• **OBJECTIVE**
Search the records for "that". Copy every line where it appears.

• **DATASET EXTRACT**
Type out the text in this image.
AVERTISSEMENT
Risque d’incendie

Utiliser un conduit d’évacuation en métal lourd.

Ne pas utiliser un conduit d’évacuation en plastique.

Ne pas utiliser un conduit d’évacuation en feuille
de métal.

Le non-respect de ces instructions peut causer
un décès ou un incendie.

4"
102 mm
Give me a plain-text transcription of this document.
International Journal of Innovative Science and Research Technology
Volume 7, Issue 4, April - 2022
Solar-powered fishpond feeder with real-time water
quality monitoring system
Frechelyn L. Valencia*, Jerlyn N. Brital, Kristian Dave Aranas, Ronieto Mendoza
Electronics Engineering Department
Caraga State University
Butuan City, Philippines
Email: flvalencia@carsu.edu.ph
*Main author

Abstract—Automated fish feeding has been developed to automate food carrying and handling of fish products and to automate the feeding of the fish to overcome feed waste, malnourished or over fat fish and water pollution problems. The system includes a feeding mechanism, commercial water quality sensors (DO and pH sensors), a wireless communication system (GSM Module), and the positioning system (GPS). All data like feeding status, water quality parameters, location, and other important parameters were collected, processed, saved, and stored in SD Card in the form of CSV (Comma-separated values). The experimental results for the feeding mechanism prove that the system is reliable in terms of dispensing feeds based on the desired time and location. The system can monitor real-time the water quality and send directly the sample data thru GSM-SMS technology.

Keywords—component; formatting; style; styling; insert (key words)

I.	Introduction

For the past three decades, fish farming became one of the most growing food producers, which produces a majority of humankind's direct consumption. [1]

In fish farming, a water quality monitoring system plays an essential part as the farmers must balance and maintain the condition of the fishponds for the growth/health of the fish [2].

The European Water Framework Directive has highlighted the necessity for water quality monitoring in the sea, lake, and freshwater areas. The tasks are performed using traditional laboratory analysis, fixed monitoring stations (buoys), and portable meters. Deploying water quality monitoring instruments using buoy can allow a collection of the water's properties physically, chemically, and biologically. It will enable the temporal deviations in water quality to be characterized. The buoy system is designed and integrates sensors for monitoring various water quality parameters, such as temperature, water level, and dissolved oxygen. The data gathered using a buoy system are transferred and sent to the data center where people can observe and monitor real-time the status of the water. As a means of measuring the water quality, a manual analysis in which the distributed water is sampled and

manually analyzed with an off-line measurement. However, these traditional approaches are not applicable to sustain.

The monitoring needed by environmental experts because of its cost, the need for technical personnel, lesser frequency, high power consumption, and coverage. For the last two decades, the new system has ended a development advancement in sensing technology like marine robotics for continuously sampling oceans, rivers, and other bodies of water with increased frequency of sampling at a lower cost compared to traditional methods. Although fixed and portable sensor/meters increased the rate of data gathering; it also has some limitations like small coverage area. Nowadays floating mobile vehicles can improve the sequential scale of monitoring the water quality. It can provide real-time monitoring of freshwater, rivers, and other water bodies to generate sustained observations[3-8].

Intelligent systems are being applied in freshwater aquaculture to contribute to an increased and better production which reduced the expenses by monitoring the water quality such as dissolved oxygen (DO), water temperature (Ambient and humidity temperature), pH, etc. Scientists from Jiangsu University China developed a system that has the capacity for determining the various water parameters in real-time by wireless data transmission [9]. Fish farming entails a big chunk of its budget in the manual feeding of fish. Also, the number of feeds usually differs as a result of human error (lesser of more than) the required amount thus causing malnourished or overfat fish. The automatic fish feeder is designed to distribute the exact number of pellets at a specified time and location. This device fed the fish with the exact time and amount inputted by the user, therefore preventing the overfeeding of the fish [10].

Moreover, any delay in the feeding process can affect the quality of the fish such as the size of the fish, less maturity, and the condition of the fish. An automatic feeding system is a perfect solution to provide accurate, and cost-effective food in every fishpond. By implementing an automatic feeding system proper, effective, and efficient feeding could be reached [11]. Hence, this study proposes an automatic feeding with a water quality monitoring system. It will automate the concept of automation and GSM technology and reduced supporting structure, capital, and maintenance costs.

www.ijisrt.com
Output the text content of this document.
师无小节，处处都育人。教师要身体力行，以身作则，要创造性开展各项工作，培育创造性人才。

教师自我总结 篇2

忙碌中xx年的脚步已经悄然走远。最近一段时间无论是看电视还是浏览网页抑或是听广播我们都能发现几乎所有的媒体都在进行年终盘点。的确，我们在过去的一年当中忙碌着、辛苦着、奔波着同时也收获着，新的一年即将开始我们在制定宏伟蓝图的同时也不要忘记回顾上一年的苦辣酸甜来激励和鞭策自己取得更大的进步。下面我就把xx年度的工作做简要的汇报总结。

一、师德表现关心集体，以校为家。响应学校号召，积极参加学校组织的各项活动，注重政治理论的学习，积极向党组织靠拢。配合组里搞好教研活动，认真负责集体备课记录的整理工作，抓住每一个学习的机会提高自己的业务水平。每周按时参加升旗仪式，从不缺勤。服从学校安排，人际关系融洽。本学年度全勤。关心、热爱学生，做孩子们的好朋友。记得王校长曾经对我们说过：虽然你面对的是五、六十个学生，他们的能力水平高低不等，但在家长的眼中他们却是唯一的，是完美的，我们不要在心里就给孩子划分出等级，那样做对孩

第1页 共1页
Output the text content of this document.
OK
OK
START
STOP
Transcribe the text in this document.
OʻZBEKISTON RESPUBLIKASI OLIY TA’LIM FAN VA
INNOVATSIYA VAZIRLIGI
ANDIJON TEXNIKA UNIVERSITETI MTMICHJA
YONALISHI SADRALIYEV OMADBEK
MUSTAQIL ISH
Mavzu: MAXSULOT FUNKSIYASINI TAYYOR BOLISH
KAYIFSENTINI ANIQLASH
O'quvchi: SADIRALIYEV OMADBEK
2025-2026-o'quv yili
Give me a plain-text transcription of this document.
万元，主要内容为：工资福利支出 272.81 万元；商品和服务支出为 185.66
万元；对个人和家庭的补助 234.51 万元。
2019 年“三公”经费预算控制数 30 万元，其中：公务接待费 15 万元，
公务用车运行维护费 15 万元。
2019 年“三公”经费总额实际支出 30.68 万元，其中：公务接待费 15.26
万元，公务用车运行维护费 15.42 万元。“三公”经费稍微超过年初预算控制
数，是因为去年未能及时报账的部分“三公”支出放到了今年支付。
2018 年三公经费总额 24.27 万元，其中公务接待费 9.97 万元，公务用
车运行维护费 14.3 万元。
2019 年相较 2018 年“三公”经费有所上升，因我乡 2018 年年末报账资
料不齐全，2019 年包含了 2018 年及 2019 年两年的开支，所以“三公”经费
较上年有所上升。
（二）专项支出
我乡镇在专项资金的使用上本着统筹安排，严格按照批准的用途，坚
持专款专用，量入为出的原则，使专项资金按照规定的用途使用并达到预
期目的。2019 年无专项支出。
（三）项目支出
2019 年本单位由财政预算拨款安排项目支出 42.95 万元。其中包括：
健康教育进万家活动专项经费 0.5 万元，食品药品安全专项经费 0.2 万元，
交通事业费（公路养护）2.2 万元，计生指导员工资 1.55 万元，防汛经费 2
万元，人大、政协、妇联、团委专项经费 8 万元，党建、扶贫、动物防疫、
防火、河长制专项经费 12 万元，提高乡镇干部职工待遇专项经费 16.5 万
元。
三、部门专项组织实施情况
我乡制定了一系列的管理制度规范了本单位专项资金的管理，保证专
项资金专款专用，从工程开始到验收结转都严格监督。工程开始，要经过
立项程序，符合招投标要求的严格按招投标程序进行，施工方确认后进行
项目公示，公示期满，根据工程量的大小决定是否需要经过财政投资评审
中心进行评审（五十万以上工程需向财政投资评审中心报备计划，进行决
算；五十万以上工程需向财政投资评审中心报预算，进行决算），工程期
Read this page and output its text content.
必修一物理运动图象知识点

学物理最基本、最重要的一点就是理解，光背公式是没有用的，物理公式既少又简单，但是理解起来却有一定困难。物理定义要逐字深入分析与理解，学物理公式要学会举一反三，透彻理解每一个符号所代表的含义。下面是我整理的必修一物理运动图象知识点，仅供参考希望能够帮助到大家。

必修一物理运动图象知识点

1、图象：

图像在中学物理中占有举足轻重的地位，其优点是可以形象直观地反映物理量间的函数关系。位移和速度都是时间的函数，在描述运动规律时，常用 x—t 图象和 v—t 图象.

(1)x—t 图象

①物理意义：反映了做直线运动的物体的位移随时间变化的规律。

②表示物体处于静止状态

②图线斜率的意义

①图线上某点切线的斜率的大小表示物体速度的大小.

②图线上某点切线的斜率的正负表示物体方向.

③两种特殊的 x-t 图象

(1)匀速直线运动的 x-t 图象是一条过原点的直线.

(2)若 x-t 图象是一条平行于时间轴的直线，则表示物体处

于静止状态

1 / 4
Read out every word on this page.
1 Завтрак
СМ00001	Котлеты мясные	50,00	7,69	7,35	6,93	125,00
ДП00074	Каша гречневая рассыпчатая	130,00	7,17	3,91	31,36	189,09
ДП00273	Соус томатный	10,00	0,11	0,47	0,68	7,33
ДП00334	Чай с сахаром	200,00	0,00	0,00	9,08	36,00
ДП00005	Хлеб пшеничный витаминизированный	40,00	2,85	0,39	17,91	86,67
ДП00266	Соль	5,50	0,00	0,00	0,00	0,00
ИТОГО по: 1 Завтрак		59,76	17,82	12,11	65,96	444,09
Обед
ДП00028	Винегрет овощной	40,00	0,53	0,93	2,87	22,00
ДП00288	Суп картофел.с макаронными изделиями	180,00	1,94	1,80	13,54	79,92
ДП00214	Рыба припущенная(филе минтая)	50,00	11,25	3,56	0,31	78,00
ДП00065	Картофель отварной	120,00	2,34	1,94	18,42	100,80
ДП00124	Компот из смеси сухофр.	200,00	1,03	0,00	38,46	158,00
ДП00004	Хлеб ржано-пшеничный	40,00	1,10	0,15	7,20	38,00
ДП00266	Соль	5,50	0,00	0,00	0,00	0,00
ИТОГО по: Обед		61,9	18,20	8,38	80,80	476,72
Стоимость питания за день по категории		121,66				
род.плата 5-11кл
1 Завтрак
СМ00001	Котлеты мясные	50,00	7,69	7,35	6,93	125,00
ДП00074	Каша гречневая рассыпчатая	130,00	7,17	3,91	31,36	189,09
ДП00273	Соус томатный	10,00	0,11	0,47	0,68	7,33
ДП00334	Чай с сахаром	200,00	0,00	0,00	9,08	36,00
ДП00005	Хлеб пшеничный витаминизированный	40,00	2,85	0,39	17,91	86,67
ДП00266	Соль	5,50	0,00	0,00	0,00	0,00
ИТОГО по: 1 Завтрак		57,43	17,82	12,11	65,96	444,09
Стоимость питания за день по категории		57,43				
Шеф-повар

• **SOLUTION FOR THIS PROBLEM**
Abstract—Automated fish feeding has been developed to automate food carrying and handling of fish products and to automate the feeding of the fish to overcome feed waste, malnourished or over fat fish and water pollution problems. The system includes a feeding mechanism, commercial water quality sensors (DO and pH sensors), a wireless communication system (GSM Module), and the positioning system (GPS). All data like feeding status, water quality parameters, location, and other important parameters were collected, processed, saved, and stored in SD Card in the form of CSV (Comma-separated values). The experimental results for the feeding mechanism prove that the system is reliable in terms of dispensing feeds based on the desired time and location. The system can monitor real-time the water quality and send directly the sample data thru GSM-SMS technology.
Intelligent systems are being applied in freshwater aquaculture to contribute to an increased and better production which reduced the expenses by monitoring the water quality such as dissolved oxygen (DO), water temperature (Ambient and humidity temperature), pH, etc. Scientists from Jiangsu University China developed a system that has the capacity for determining the various water parameters in real-time by wireless data transmission [9]. Fish farming entails a big chunk of its budget in the manual feeding of fish. Also, the number of feeds usually differs as a result of human error (lesser of more than) the required amount thus causing malnourished or overfat fish. The automatic fish feeder is designed to distribute the exact number of pellets at a specified time and location. This device fed the fish with the exact time and amount inputted by the user, therefore preventing the overfeeding of the fish [10].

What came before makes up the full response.